*PROVIDED DATA*
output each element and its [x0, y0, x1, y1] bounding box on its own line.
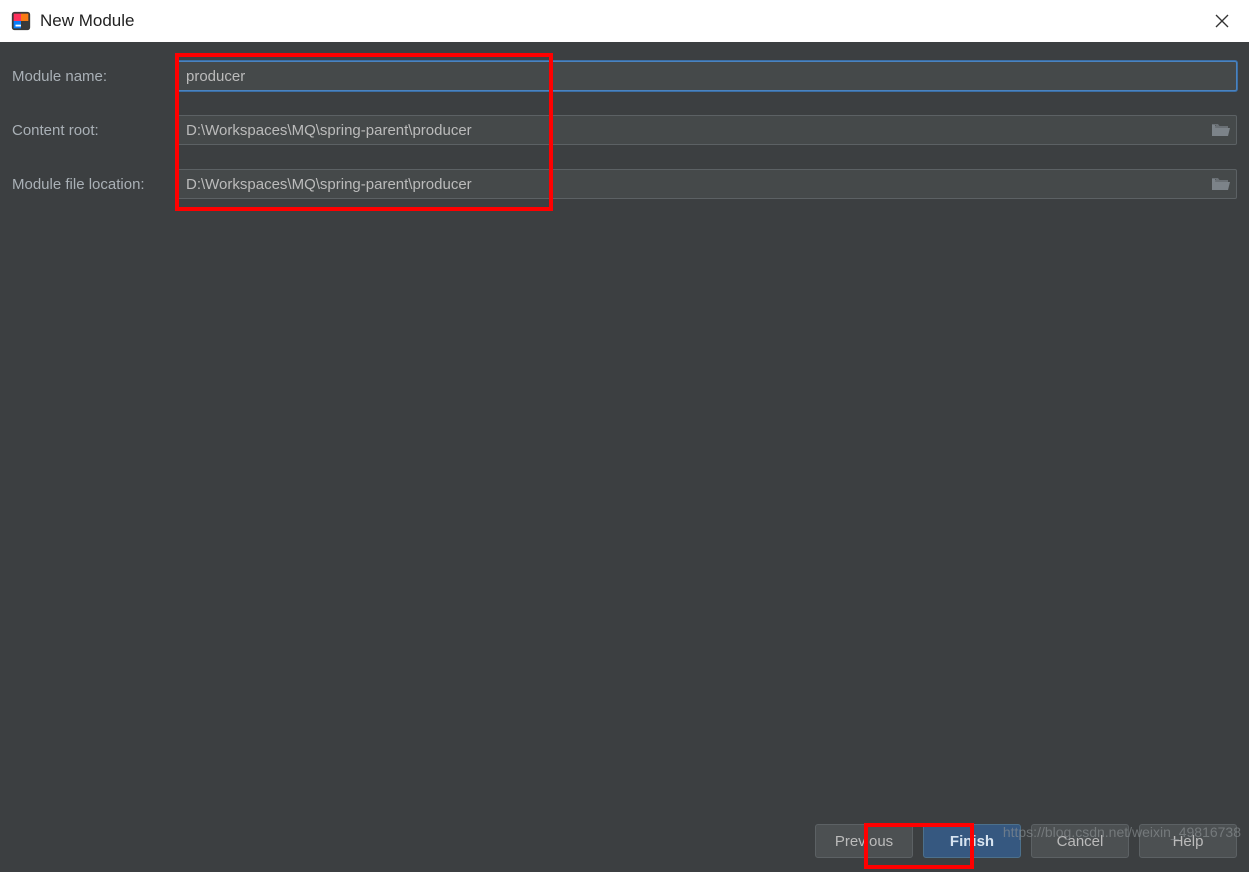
content-root-row: Content root: D:\Workspaces\MQ\spring-pa…: [12, 114, 1237, 146]
previous-button[interactable]: Previous: [815, 824, 913, 858]
folder-open-icon: [1211, 122, 1231, 138]
browse-content-root-button[interactable]: [1211, 122, 1231, 138]
module-file-location-label: Module file location:: [12, 176, 177, 193]
dialog-button-bar: Previous Finish Cancel Help: [815, 824, 1237, 858]
module-file-location-value: D:\Workspaces\MQ\spring-parent\producer: [186, 176, 472, 193]
finish-button[interactable]: Finish: [923, 824, 1021, 858]
module-file-location-row: Module file location: D:\Workspaces\MQ\s…: [12, 168, 1237, 200]
content-root-value: D:\Workspaces\MQ\spring-parent\producer: [186, 122, 472, 139]
close-button[interactable]: [1209, 8, 1235, 34]
help-button[interactable]: Help: [1139, 824, 1237, 858]
content-root-label: Content root:: [12, 122, 177, 139]
module-name-label: Module name:: [12, 68, 177, 85]
window-title: New Module: [40, 11, 135, 31]
cancel-button[interactable]: Cancel: [1031, 824, 1129, 858]
close-icon: [1215, 14, 1229, 28]
module-file-location-input[interactable]: D:\Workspaces\MQ\spring-parent\producer: [177, 169, 1237, 199]
browse-module-file-button[interactable]: [1211, 176, 1231, 192]
intellij-icon: [10, 10, 32, 32]
module-name-input[interactable]: [177, 61, 1237, 91]
dialog-content: Module name: Content root: D:\Workspaces…: [0, 42, 1249, 872]
title-bar: New Module: [0, 0, 1249, 42]
content-root-input[interactable]: D:\Workspaces\MQ\spring-parent\producer: [177, 115, 1237, 145]
folder-open-icon: [1211, 176, 1231, 192]
module-name-row: Module name:: [12, 60, 1237, 92]
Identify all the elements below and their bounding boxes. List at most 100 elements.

*TASK BRIEF*
Retype all of the material above line for line, with nothing changed, and leave out the pictures.

*RESULT BELOW*
output each element and its [x0, y0, x1, y1] bounding box on its own line.
content-root-row: Content root: D:\Workspaces\MQ\spring-pa…: [12, 114, 1237, 146]
previous-button[interactable]: Previous: [815, 824, 913, 858]
folder-open-icon: [1211, 122, 1231, 138]
browse-content-root-button[interactable]: [1211, 122, 1231, 138]
module-file-location-label: Module file location:: [12, 176, 177, 193]
dialog-button-bar: Previous Finish Cancel Help: [815, 824, 1237, 858]
module-file-location-value: D:\Workspaces\MQ\spring-parent\producer: [186, 176, 472, 193]
finish-button[interactable]: Finish: [923, 824, 1021, 858]
module-file-location-row: Module file location: D:\Workspaces\MQ\s…: [12, 168, 1237, 200]
content-root-value: D:\Workspaces\MQ\spring-parent\producer: [186, 122, 472, 139]
close-button[interactable]: [1209, 8, 1235, 34]
help-button[interactable]: Help: [1139, 824, 1237, 858]
content-root-label: Content root:: [12, 122, 177, 139]
module-name-label: Module name:: [12, 68, 177, 85]
window-title: New Module: [40, 11, 135, 31]
cancel-button[interactable]: Cancel: [1031, 824, 1129, 858]
close-icon: [1215, 14, 1229, 28]
module-file-location-input[interactable]: D:\Workspaces\MQ\spring-parent\producer: [177, 169, 1237, 199]
browse-module-file-button[interactable]: [1211, 176, 1231, 192]
intellij-icon: [10, 10, 32, 32]
module-name-input[interactable]: [177, 61, 1237, 91]
dialog-content: Module name: Content root: D:\Workspaces…: [0, 42, 1249, 872]
title-bar: New Module: [0, 0, 1249, 42]
content-root-input[interactable]: D:\Workspaces\MQ\spring-parent\producer: [177, 115, 1237, 145]
folder-open-icon: [1211, 176, 1231, 192]
module-name-row: Module name:: [12, 60, 1237, 92]
Identify all the elements below and their bounding boxes. List at most 100 elements.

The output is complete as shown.